Dataset items:
>>>

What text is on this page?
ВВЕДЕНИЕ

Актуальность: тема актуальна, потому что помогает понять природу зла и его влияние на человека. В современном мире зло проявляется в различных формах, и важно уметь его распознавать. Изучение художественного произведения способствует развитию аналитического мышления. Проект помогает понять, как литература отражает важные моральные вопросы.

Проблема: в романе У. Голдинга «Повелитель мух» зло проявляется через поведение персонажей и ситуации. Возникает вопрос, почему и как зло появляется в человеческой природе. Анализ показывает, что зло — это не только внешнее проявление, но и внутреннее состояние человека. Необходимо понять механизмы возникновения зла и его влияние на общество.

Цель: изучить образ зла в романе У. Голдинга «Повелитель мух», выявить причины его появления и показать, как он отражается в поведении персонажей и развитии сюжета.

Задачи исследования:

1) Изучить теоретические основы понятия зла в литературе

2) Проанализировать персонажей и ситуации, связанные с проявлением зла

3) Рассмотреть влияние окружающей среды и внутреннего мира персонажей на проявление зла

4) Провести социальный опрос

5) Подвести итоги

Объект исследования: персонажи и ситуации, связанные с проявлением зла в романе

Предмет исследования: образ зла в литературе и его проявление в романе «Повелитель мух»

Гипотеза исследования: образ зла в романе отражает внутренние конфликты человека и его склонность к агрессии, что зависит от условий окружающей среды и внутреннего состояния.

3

<<<

▶ [What to produce]:
In the listing, find each line with the string "литературе" and copy it.

▶ [Expected answer]:
1) Изучить теоретические основы понятия зла в литературе
Предмет исследования: образ зла в литературе и его проявление в романе «Повелитель мух»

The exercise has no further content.